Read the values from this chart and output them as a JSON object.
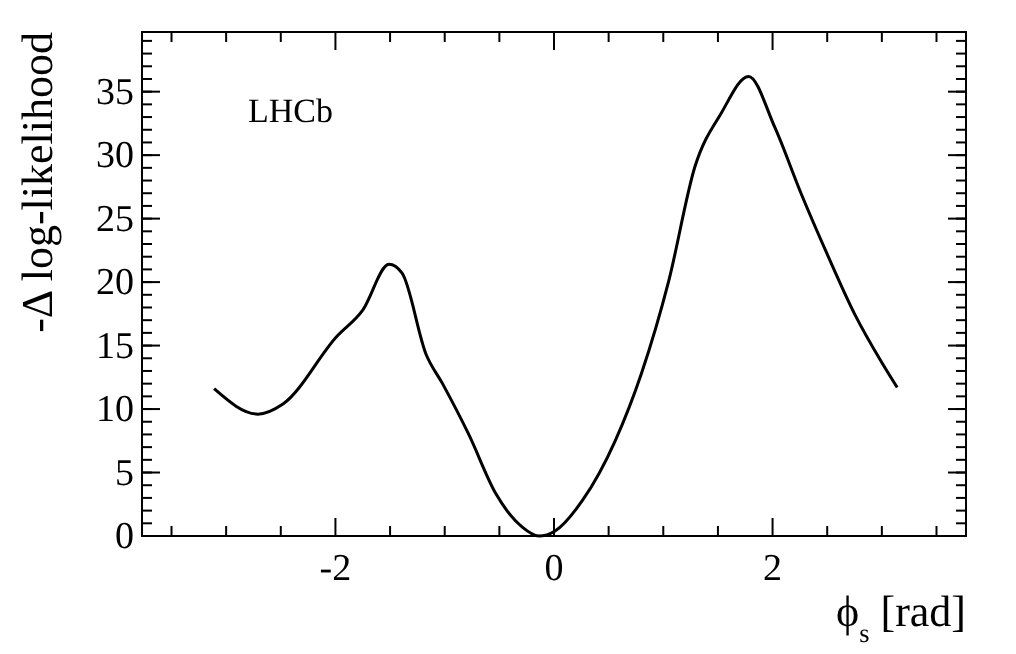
{
  "chart_data": {
    "type": "line",
    "xlabel": "ϕ$_{s}$ [rad]",
    "ylabel": "-Δ log-likelihood",
    "annotations": [
      "LHCb"
    ],
    "x": [
      -3.11,
      -2.71,
      -2.48,
      -1.99,
      -1.75,
      -1.51,
      -1.39,
      -1.17,
      -1.02,
      -0.78,
      -0.53,
      -0.29,
      -0.14,
      0.01,
      0.26,
      0.56,
      0.8,
      1.05,
      1.29,
      1.53,
      1.78,
      2.02,
      2.26,
      2.5,
      2.75,
      2.99,
      3.14
    ],
    "series": [
      {
        "color": "#000000",
        "values": [
          11.6,
          9.6,
          10.4,
          15.7,
          17.8,
          21.4,
          20.7,
          14.3,
          12.0,
          8.0,
          3.3,
          0.7,
          0,
          0.4,
          2.8,
          7.5,
          12.8,
          20.1,
          29.1,
          33.3,
          36.2,
          32.2,
          27.0,
          22.2,
          17.5,
          13.8,
          11.7
        ]
      }
    ],
    "xlim": [
      -3.77,
      3.77
    ],
    "ylim": [
      0,
      39.7
    ],
    "xticks": [
      {
        "value": -3.5,
        "label": null
      },
      {
        "value": -3,
        "label": null
      },
      {
        "value": -2.5,
        "label": null
      },
      -2,
      {
        "value": -1.5,
        "label": null
      },
      {
        "value": -1,
        "label": null
      },
      {
        "value": -0.5,
        "label": null
      },
      0,
      {
        "value": 0.5,
        "label": null
      },
      {
        "value": 1,
        "label": null
      },
      {
        "value": 1.5,
        "label": null
      },
      2,
      {
        "value": 2.5,
        "label": null
      },
      {
        "value": 3,
        "label": null
      },
      {
        "value": 3.5,
        "label": null
      }
    ],
    "yticks": [
      0,
      5,
      10,
      15,
      20,
      25,
      30,
      35
    ],
    "grid": false,
    "marker": "none",
    "line_style": "solid"
  }
}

┄┄┄┄┄┄┄┄┄┄┄┄┄┄┄┄┄┄┄┄

## To do
Among the records above, find each line holding the string "values" and pull it out.

## Solution to this task
Read the values from this chart and output them as a JSON object.
        "values": [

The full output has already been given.